— TASK OBJECTIVE —
Images are excluded; otherwise, output every record exactly.

** BEGIN MATERIAL FOR THE TASK **

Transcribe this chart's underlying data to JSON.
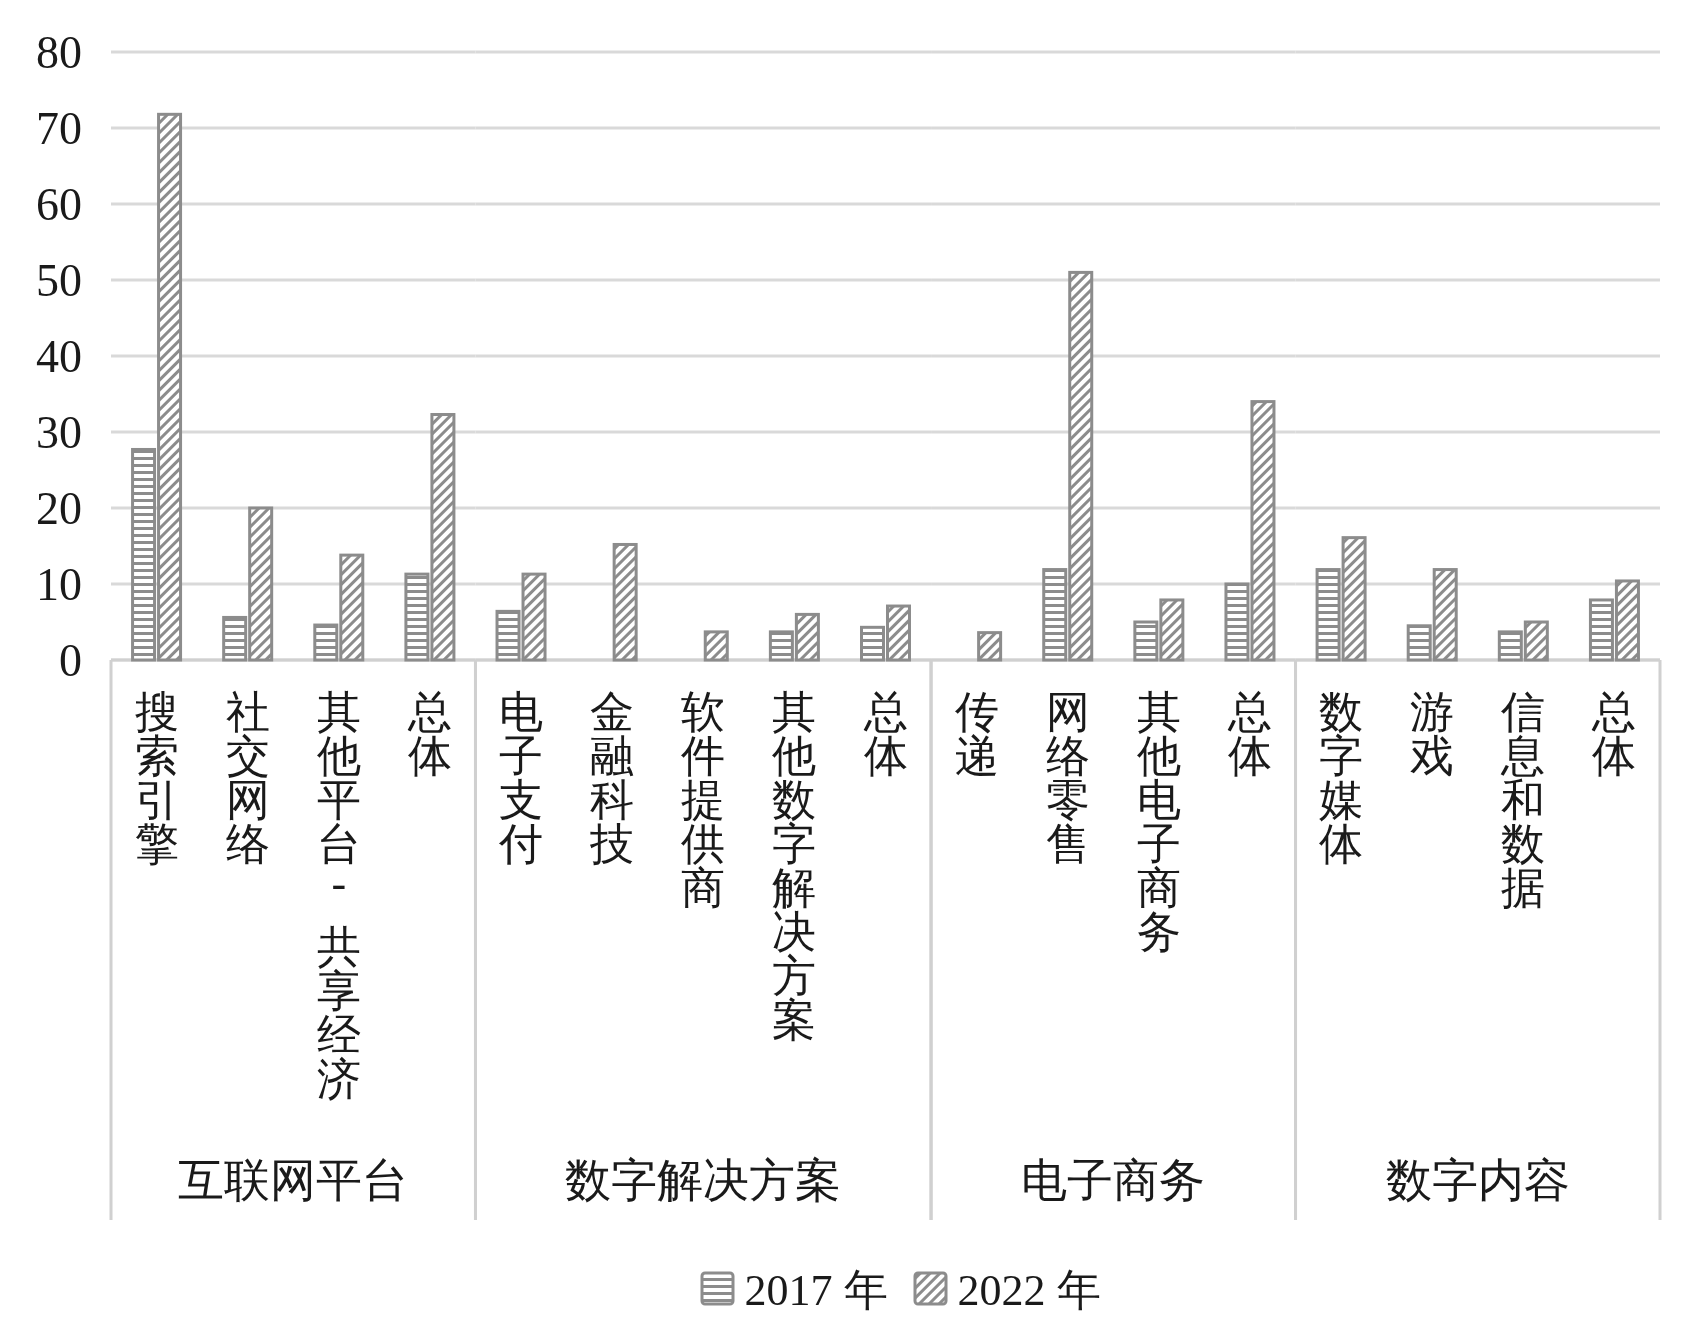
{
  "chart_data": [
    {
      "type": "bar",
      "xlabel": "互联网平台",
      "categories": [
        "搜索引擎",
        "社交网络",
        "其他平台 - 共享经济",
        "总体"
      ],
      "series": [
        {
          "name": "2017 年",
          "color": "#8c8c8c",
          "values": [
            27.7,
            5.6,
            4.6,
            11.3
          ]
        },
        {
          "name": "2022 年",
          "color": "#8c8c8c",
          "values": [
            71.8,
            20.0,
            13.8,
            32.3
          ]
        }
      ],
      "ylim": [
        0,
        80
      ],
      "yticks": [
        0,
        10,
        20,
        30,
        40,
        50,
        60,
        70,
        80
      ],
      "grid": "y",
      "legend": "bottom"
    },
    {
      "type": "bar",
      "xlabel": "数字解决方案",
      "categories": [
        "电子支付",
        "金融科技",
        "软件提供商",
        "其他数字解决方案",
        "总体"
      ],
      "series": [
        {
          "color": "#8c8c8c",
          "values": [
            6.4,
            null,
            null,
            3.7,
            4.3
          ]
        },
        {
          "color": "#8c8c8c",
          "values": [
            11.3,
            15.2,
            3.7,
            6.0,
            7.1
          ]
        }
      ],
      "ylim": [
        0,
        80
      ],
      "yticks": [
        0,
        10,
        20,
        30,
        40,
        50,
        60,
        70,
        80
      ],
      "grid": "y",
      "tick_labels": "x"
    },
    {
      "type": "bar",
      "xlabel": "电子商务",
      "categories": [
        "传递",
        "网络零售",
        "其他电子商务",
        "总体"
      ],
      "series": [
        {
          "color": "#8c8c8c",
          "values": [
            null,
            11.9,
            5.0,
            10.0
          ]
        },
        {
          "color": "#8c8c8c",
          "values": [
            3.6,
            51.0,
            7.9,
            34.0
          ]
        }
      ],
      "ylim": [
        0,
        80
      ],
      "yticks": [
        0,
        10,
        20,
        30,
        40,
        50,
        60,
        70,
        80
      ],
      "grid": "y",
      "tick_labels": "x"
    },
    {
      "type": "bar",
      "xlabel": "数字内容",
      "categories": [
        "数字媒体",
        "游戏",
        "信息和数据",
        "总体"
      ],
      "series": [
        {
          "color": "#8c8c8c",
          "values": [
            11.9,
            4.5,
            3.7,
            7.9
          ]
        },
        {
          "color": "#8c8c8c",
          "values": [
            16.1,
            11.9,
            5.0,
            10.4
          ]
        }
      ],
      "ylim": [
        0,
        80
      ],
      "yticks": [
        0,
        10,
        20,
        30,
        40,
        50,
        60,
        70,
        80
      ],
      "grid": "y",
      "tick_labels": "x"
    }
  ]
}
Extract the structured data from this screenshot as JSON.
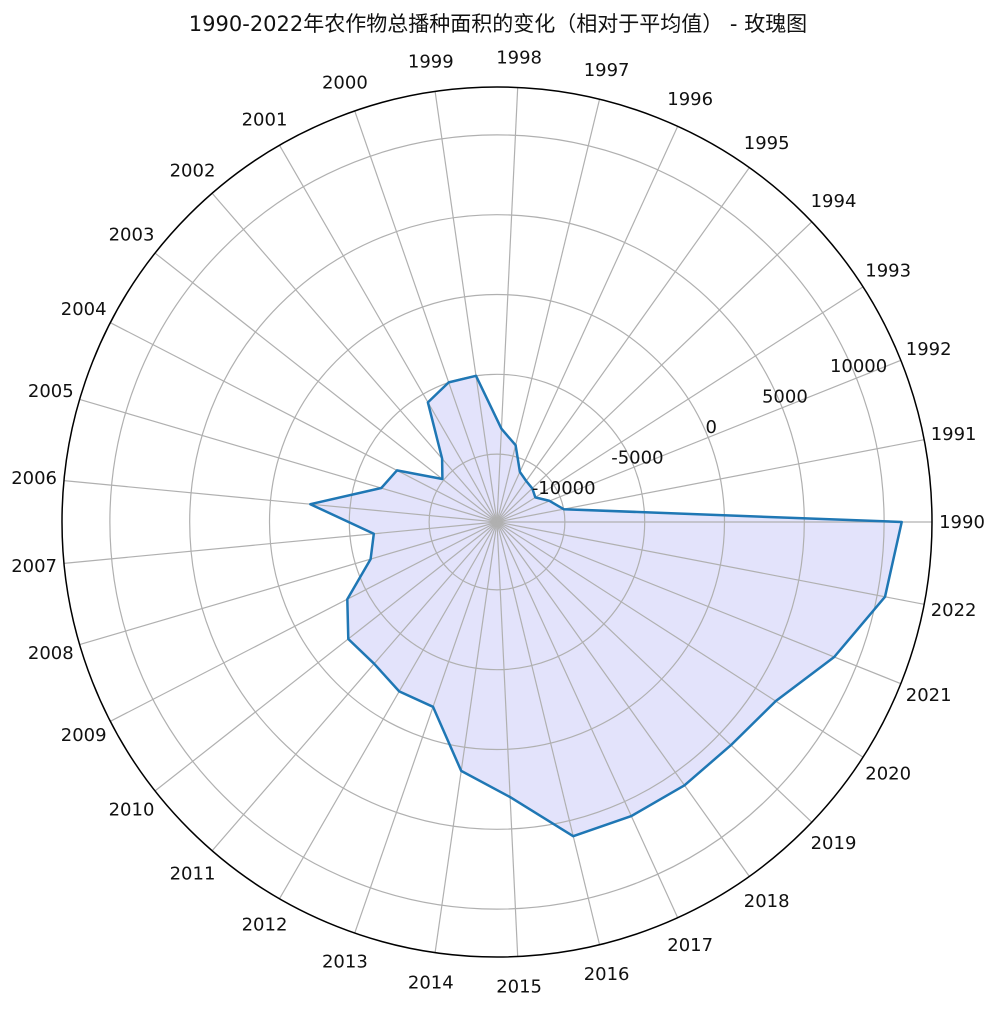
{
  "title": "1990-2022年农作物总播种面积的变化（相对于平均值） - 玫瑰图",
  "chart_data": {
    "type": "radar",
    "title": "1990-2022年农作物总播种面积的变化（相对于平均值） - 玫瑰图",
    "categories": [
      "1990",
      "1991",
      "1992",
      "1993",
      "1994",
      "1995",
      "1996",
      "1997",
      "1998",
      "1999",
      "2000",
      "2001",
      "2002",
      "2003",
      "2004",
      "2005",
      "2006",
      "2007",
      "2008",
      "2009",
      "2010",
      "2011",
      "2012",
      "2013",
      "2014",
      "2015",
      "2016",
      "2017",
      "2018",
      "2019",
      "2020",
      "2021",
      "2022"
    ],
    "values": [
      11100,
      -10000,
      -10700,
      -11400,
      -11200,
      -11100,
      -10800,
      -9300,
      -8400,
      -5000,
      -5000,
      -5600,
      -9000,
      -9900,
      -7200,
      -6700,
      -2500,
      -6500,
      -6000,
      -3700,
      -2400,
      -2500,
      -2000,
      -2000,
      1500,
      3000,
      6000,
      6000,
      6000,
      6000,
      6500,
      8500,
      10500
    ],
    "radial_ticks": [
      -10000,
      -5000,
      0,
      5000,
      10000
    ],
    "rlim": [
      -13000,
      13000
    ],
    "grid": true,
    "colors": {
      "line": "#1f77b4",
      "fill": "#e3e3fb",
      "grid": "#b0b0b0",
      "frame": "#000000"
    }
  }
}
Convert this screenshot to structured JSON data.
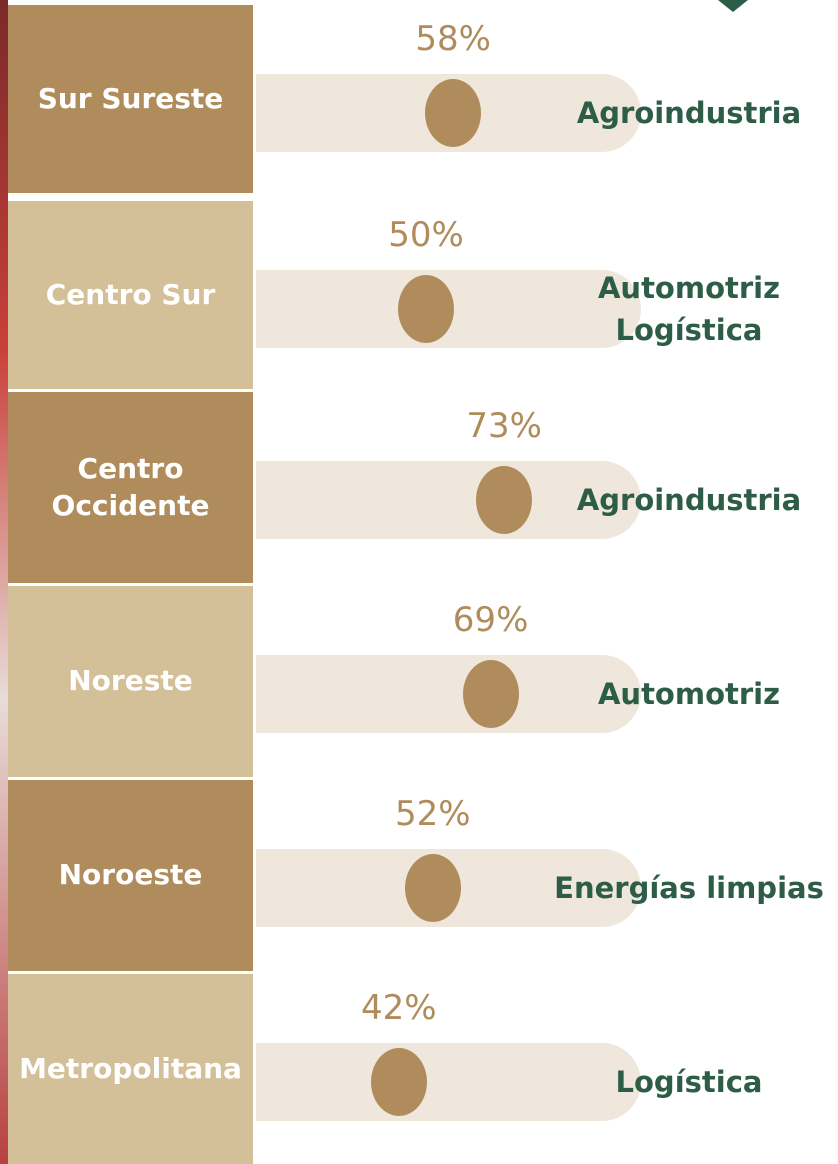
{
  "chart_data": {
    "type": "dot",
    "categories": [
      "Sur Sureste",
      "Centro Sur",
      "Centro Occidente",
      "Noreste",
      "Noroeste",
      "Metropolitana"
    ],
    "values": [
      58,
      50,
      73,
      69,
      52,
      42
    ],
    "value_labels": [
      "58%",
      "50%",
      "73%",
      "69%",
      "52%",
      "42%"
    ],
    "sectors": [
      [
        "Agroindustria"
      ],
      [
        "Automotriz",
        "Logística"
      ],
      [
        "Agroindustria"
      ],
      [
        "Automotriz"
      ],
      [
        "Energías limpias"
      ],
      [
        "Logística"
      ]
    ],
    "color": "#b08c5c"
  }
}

** END MATERIAL FOR THE TASK **

— COMPLETE ANSWER —
Transcribe this chart's underlying data to JSON.
{
  "chart_data": [
    {
      "type": "bar",
      "xlabel": "互联网平台",
      "categories": [
        "搜索引擎",
        "社交网络",
        "其他平台 - 共享经济",
        "总体"
      ],
      "series": [
        {
          "name": "2017 年",
          "color": "#8c8c8c",
          "values": [
            27.7,
            5.6,
            4.6,
            11.3
          ]
        },
        {
          "name": "2022 年",
          "color": "#8c8c8c",
          "values": [
            71.8,
            20.0,
            13.8,
            32.3
          ]
        }
      ],
      "ylim": [
        0,
        80
      ],
      "yticks": [
        0,
        10,
        20,
        30,
        40,
        50,
        60,
        70,
        80
      ],
      "grid": "y",
      "legend": "bottom"
    },
    {
      "type": "bar",
      "xlabel": "数字解决方案",
      "categories": [
        "电子支付",
        "金融科技",
        "软件提供商",
        "其他数字解决方案",
        "总体"
      ],
      "series": [
        {
          "color": "#8c8c8c",
          "values": [
            6.4,
            null,
            null,
            3.7,
            4.3
          ]
        },
        {
          "color": "#8c8c8c",
          "values": [
            11.3,
            15.2,
            3.7,
            6.0,
            7.1
          ]
        }
      ],
      "ylim": [
        0,
        80
      ],
      "yticks": [
        0,
        10,
        20,
        30,
        40,
        50,
        60,
        70,
        80
      ],
      "grid": "y",
      "tick_labels": "x"
    },
    {
      "type": "bar",
      "xlabel": "电子商务",
      "categories": [
        "传递",
        "网络零售",
        "其他电子商务",
        "总体"
      ],
      "series": [
        {
          "color": "#8c8c8c",
          "values": [
            null,
            11.9,
            5.0,
            10.0
          ]
        },
        {
          "color": "#8c8c8c",
          "values": [
            3.6,
            51.0,
            7.9,
            34.0
          ]
        }
      ],
      "ylim": [
        0,
        80
      ],
      "yticks": [
        0,
        10,
        20,
        30,
        40,
        50,
        60,
        70,
        80
      ],
      "grid": "y",
      "tick_labels": "x"
    },
    {
      "type": "bar",
      "xlabel": "数字内容",
      "categories": [
        "数字媒体",
        "游戏",
        "信息和数据",
        "总体"
      ],
      "series": [
        {
          "color": "#8c8c8c",
          "values": [
            11.9,
            4.5,
            3.7,
            7.9
          ]
        },
        {
          "color": "#8c8c8c",
          "values": [
            16.1,
            11.9,
            5.0,
            10.4
          ]
        }
      ],
      "ylim": [
        0,
        80
      ],
      "yticks": [
        0,
        10,
        20,
        30,
        40,
        50,
        60,
        70,
        80
      ],
      "grid": "y",
      "tick_labels": "x"
    }
  ]
}
Extract the structured data from this screenshot as JSON.
{
  "title": "1990-2022年农作物总播种面积的变化（相对于平均值） - 玫瑰图",
  "chart_data": {
    "type": "radar",
    "title": "1990-2022年农作物总播种面积的变化（相对于平均值） - 玫瑰图",
    "categories": [
      "1990",
      "1991",
      "1992",
      "1993",
      "1994",
      "1995",
      "1996",
      "1997",
      "1998",
      "1999",
      "2000",
      "2001",
      "2002",
      "2003",
      "2004",
      "2005",
      "2006",
      "2007",
      "2008",
      "2009",
      "2010",
      "2011",
      "2012",
      "2013",
      "2014",
      "2015",
      "2016",
      "2017",
      "2018",
      "2019",
      "2020",
      "2021",
      "2022"
    ],
    "values": [
      11100,
      -10000,
      -10700,
      -11400,
      -11200,
      -11100,
      -10800,
      -9300,
      -8400,
      -5000,
      -5000,
      -5600,
      -9000,
      -9900,
      -7200,
      -6700,
      -2500,
      -6500,
      -6000,
      -3700,
      -2400,
      -2500,
      -2000,
      -2000,
      1500,
      3000,
      6000,
      6000,
      6000,
      6000,
      6500,
      8500,
      10500
    ],
    "radial_ticks": [
      -10000,
      -5000,
      0,
      5000,
      10000
    ],
    "rlim": [
      -13000,
      13000
    ],
    "grid": true,
    "colors": {
      "line": "#1f77b4",
      "fill": "#e3e3fb",
      "grid": "#b0b0b0",
      "frame": "#000000"
    }
  }
}
Convert this screenshot to structured JSON data.
{
  "chart_data": {
    "type": "dot",
    "categories": [
      "Sur Sureste",
      "Centro Sur",
      "Centro Occidente",
      "Noreste",
      "Noroeste",
      "Metropolitana"
    ],
    "values": [
      58,
      50,
      73,
      69,
      52,
      42
    ],
    "value_labels": [
      "58%",
      "50%",
      "73%",
      "69%",
      "52%",
      "42%"
    ],
    "sectors": [
      [
        "Agroindustria"
      ],
      [
        "Automotriz",
        "Logística"
      ],
      [
        "Agroindustria"
      ],
      [
        "Automotriz"
      ],
      [
        "Energías limpias"
      ],
      [
        "Logística"
      ]
    ],
    "color": "#b08c5c"
  }
}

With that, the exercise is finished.